■ **提示テキスト**:
+ + +

東京(CNN) エイミー・バウアーンシュミット氏(51)は希少中の希少な存在だ。

同氏は米海軍が保有する空母11隻の艦長という、米海軍の将校の中でも指折りのエリートグループに属する。

その中で女性はバウアーンシュミット大佐のみ。実のところ、現役艦で最大かつ最強クラスの軍艦である米空母を指揮する女性は歴史上、同氏のみだ。

同氏はCNNの取材に「(米空母の艦長が)世界で最も素晴らしい仕事の一つなのは間違いない」と語った。

大半の人はこれでも控え目な表現だと思うだろう。

バウアーンシュミット氏は排水量9万7000トン、全長約330メートルのニミッツ級空母「エイブラハム・リンカーン」を指揮する。約5000人が乗る同艦は海上の小都市に相当する規模を持つ。

米国の軍事力の中核の一つでもあり、海軍航空隊で最も先進的な機種であるF35Cステルス戦闘機など60機あまりを艦載する。

日米の合同軍事演習に参加する米空母「エイブラハム・リンカーン」(手前)/AP
日米の合同軍事演習に参加する米空母「エイブラハム・リンカーン」(手前)/AP

米海軍の概要書では、米国の空母について「海を支配し、攻撃を実施し、電磁スペクトラムとサイバースペースを自在に動く準備ができている。範囲と深さにおいてこれに匹敵する戦闘能力を配備する海軍はほかに存在しない」と説明。「危機の際、指導者が真っ先に尋ねるのが、『空母はどこだ』という質問だ」と指摘している。

バウアーンシュミット氏は、その問いに答えるのは光栄なことだと語る。

「国を守る選択をした男女を率いる役目に私が選ばれたのだと思うと、これほど身の引き締まる重責はない」。同氏は日本沖で演習中の同艦を最近訪問した記者団にそう語った。

米ミルウォーキーで育ったバウアーンシュミット氏は、海との相性が良いことは分かっていた。「ずっと海が好きで、競泳やボート競技をやっていた」(同氏)。だが、海軍に入隊したのは野心というよりも現実的な理由からだった。

米加州サンディエゴに向けて出港する前、メディアに対して発言するバウアーンシュミット艦長=2022年1月3日撮影/US Navy
米加州サンディエゴに向けて出港する前、メディアに対して発言するバウアーンシュミット艦長=2022年1月3日撮影/US Navy

「私は遠回りして軍務に就いた」「大学の学費を支払うことを考え、単に興味があるだけでなく、学生ローンを返済できる仕事が見つかる専攻を学びたかった」と振り返る。

+ + +

■ **やること**:
**a.** 空母艦長の記事によると、バウアーンシュミット氏が海軍に入ったのはどのような理由からか。1〜3文で説明せよ。
**b.** 空母艦長の記事について、次の問いに答えよ。
(i) 米海軍が保有する空母は何隻か。
(ii) 「エイブラハム・リンカーン」には約何人が乗っているか。
(iii) バウアーンシュミット氏が育ったのはどこか。
記録は参照しなくてよい。

+ + +

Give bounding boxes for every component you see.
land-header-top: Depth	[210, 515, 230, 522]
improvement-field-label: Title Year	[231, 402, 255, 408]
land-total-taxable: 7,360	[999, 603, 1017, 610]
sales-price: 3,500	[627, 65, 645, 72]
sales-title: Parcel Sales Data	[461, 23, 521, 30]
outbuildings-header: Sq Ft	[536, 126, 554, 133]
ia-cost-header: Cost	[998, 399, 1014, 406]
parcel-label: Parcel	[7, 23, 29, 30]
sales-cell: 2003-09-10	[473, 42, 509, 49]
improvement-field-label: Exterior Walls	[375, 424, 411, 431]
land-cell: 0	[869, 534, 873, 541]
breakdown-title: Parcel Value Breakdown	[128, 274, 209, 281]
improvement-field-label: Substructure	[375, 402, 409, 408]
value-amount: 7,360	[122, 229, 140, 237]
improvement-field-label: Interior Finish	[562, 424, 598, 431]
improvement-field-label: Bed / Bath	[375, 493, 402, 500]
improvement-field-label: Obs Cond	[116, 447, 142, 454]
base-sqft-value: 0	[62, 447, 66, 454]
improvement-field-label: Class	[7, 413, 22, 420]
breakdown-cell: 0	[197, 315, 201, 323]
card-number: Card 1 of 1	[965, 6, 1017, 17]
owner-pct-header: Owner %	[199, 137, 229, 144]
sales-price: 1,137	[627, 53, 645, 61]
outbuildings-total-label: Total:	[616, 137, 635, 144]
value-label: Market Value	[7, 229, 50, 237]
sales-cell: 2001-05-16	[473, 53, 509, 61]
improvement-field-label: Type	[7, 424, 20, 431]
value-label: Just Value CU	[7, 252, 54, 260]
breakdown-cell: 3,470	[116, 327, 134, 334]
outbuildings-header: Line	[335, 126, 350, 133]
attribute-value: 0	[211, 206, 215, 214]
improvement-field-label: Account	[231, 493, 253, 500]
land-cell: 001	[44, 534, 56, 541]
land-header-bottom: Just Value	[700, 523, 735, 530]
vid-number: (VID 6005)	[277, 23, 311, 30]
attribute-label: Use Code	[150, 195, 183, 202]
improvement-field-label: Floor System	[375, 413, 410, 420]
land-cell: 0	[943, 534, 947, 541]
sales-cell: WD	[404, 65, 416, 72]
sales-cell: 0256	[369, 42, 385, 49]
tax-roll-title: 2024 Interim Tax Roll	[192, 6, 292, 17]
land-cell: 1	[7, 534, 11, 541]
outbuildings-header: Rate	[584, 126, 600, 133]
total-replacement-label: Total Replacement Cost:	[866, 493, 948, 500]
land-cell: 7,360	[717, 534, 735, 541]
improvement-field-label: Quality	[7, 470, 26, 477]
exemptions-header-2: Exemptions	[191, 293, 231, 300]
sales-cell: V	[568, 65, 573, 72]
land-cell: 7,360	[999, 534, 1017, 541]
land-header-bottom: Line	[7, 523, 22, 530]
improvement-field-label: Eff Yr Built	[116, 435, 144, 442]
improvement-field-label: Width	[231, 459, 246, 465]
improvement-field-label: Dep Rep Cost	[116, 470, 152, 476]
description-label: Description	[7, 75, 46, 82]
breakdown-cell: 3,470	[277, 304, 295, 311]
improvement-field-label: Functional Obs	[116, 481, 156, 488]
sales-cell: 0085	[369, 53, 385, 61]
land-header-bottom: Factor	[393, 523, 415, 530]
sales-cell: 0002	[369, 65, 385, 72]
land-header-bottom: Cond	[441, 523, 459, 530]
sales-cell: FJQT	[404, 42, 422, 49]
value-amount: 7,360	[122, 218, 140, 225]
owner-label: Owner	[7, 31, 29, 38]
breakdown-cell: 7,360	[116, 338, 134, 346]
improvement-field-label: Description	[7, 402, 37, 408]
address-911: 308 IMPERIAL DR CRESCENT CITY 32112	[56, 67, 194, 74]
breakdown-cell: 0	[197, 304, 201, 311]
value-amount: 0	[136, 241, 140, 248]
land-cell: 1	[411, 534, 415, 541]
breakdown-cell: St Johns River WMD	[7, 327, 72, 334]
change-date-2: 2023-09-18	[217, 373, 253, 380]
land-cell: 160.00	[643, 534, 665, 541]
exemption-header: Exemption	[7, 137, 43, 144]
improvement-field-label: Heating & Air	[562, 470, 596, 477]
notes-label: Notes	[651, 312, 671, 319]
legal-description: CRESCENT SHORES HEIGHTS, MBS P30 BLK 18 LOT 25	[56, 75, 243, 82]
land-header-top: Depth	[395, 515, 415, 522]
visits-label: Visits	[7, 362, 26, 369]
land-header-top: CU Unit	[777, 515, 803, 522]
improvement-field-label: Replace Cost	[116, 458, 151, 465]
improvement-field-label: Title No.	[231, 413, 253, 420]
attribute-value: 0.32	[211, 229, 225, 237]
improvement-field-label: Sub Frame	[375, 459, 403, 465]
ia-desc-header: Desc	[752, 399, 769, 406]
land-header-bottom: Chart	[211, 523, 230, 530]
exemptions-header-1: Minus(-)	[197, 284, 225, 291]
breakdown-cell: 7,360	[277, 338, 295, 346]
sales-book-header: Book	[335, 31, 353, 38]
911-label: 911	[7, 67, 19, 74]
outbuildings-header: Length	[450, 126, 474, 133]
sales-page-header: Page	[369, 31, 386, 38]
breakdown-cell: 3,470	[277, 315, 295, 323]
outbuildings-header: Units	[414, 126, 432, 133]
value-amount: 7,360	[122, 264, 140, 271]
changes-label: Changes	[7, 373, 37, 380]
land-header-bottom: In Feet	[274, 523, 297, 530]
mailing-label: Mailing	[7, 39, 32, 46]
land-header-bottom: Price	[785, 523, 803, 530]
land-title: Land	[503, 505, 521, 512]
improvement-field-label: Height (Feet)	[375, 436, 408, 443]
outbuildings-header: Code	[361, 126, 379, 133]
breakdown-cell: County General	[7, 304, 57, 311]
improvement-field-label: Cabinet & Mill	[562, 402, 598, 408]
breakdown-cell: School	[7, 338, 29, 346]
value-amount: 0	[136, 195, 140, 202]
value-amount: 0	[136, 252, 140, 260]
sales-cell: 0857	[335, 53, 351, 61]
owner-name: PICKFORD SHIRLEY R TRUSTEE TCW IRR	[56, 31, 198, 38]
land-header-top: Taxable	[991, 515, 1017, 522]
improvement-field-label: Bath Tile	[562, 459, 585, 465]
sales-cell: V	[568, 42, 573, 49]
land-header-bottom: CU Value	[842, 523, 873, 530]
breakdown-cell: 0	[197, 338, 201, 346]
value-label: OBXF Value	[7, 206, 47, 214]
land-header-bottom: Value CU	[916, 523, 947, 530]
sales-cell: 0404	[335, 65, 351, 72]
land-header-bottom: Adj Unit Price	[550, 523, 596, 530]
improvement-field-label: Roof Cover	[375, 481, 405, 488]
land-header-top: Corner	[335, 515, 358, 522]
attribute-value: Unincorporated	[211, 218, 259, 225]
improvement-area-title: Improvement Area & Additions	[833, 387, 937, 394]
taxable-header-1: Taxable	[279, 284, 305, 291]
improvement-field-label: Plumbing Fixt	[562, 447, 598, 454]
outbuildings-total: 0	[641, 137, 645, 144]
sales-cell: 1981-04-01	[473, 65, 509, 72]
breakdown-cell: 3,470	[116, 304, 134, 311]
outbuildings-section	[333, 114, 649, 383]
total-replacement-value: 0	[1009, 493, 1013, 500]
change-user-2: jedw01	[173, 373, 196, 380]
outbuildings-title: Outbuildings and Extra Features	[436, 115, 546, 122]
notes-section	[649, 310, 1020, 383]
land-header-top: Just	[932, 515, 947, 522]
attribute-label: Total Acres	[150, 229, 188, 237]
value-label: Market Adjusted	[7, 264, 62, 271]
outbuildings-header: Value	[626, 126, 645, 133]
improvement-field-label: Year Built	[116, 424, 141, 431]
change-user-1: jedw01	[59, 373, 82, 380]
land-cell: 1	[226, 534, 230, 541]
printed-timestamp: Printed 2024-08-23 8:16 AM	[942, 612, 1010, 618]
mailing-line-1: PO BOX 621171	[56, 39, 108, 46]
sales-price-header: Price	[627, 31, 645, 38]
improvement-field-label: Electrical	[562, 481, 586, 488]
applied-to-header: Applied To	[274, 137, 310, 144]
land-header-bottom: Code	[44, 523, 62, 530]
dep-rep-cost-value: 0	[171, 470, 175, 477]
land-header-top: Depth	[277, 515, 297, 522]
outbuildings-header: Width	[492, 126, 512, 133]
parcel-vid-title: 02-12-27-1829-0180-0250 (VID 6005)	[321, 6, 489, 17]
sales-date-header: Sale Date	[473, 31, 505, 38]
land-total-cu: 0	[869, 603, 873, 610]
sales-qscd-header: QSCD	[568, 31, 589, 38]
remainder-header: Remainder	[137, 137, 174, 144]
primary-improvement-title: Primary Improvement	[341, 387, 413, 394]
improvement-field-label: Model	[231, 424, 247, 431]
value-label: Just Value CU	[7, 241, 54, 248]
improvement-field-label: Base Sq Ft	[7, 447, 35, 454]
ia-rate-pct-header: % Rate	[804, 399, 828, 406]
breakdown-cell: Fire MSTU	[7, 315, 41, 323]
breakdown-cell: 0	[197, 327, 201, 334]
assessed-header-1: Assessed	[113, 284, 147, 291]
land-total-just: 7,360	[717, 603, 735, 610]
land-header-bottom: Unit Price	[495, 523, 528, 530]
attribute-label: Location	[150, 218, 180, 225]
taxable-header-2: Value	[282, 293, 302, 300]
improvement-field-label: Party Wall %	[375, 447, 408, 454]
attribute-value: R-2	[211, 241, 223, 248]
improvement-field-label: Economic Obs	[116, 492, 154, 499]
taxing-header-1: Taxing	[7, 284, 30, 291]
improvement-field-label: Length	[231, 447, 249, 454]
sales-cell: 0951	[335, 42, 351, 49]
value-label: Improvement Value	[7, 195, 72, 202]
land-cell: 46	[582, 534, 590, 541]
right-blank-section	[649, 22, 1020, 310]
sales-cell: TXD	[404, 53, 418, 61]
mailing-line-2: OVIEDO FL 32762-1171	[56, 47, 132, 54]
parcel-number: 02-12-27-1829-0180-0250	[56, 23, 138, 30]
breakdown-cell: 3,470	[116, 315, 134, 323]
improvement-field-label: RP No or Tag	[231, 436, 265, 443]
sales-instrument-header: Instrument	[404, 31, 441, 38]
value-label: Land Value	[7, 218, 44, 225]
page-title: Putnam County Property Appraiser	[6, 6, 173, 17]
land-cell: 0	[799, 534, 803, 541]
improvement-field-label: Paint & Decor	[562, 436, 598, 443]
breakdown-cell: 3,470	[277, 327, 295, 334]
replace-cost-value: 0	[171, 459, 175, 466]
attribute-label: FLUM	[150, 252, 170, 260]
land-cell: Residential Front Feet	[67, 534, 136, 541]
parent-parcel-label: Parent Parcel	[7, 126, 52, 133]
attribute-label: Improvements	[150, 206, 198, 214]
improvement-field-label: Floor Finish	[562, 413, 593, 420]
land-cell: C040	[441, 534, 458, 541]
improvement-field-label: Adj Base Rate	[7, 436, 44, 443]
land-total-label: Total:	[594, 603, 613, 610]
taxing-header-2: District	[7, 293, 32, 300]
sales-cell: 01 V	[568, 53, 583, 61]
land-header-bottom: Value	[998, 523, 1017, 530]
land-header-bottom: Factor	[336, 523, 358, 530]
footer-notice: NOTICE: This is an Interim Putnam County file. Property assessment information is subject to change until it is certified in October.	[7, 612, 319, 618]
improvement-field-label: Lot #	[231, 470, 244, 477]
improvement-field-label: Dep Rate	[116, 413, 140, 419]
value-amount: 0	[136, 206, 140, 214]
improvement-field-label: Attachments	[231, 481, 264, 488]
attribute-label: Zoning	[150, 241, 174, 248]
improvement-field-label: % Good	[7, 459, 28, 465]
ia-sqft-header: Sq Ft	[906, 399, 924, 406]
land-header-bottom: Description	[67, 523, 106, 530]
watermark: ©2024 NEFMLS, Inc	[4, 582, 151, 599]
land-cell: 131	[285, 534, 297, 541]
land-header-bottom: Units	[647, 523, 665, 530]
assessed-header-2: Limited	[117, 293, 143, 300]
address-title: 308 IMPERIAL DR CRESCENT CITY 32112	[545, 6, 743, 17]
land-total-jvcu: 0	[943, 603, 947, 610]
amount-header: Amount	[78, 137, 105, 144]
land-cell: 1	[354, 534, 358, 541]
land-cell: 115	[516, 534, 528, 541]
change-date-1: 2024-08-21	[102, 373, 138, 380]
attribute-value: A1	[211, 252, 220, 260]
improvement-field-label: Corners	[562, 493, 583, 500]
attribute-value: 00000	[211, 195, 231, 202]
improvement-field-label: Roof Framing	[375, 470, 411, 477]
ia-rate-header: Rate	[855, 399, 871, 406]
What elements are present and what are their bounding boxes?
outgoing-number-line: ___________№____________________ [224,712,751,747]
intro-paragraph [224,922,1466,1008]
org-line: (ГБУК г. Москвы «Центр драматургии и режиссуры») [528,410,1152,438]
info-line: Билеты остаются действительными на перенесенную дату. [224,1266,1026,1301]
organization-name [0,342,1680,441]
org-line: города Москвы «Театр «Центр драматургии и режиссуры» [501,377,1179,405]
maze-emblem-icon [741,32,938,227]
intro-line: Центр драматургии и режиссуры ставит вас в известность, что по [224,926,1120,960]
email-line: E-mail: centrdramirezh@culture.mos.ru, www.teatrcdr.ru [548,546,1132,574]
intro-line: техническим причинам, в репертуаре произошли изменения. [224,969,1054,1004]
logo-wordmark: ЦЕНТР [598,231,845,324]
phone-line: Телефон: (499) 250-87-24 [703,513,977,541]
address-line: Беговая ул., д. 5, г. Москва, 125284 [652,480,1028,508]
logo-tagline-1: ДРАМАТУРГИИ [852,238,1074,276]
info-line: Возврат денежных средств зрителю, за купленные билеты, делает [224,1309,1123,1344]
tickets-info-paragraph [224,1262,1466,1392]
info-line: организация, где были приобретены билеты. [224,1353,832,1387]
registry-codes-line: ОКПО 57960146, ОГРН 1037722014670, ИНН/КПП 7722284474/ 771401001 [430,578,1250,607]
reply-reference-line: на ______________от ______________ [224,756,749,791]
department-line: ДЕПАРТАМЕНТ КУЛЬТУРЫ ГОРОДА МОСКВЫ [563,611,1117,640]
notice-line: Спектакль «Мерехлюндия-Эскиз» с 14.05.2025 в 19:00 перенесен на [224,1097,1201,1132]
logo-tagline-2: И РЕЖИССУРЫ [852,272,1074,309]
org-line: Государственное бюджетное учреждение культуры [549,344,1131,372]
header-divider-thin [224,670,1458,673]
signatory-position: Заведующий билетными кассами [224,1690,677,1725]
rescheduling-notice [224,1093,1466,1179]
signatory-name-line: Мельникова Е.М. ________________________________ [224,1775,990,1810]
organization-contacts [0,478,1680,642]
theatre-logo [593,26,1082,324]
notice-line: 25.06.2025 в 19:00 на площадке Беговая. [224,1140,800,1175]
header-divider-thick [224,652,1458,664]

+ + +

■ **解答例**:
**a.** 野心よりも現実的な理由からだった。大学の学費の支払いを考えて、興味があるだけでなく、学生ローンを返済できる仕事が見つかる専攻を学びたかったためである。

**b.**
(i) 11隻
(ii) 約5000人
(iii) 米ミルウォーキー